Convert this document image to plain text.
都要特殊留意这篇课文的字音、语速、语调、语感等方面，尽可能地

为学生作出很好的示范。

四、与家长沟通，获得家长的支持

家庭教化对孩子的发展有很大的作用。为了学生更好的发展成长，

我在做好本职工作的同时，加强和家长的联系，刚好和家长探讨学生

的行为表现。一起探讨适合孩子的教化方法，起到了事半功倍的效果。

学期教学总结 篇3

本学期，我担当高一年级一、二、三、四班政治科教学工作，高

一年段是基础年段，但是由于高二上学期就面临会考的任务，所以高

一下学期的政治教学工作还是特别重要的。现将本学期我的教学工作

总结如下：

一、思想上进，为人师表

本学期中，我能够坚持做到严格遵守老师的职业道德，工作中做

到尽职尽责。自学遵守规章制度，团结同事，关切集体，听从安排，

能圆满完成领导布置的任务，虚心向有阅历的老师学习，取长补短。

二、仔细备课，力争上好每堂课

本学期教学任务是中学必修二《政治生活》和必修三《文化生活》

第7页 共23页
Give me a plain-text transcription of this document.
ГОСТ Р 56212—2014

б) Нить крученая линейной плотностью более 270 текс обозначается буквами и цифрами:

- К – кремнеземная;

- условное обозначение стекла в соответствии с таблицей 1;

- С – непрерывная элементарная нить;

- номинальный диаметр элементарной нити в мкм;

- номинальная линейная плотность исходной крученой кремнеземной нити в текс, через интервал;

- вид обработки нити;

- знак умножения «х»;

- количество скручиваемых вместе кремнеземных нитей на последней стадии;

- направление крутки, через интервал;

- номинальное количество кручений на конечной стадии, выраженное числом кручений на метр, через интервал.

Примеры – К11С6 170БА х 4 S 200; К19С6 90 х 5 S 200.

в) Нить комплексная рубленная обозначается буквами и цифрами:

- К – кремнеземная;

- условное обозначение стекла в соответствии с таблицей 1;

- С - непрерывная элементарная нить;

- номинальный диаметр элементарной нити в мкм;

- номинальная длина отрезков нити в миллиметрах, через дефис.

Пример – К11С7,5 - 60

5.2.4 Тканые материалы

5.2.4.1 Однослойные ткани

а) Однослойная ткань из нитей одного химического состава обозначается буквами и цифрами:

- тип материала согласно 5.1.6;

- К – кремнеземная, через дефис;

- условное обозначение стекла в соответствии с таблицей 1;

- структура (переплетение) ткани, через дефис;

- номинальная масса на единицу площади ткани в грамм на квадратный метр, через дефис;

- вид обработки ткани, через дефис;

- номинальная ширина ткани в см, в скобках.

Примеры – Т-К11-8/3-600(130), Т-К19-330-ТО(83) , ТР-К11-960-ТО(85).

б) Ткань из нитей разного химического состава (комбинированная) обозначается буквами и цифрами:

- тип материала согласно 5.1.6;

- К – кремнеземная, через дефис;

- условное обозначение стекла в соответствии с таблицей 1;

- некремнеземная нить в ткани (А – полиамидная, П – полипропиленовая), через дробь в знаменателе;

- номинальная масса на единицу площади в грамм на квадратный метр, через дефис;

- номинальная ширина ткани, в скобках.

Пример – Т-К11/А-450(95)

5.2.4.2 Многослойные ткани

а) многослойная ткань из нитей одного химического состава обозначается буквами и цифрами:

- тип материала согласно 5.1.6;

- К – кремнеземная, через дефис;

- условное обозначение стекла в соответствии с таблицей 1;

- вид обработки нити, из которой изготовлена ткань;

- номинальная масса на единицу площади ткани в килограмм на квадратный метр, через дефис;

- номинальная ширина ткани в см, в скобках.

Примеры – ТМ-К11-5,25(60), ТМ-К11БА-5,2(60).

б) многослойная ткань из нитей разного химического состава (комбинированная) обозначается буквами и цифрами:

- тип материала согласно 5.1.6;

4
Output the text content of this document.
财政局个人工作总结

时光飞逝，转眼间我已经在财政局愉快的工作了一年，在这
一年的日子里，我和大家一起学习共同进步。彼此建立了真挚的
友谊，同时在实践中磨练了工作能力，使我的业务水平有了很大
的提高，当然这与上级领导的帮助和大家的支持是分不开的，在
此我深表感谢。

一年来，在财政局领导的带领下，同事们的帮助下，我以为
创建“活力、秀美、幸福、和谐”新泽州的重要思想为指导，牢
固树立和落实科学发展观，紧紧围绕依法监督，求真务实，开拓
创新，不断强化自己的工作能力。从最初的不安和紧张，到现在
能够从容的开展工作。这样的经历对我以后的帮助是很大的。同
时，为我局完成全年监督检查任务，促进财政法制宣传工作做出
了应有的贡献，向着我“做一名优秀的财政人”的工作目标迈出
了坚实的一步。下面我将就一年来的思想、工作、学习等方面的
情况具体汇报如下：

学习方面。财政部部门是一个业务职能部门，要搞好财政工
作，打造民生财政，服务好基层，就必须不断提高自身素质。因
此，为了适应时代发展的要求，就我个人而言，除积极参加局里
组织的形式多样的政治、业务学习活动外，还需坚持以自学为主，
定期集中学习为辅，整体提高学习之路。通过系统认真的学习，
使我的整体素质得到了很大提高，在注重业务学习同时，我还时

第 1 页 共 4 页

◆ WRITTEN REQUEST: Find the string "элементарная" in the entries above and return each line that holds it.

◆ RESPONSE TO THIS TASK:
- С – непрерывная элементарная нить;
- С - непрерывная элементарная нить;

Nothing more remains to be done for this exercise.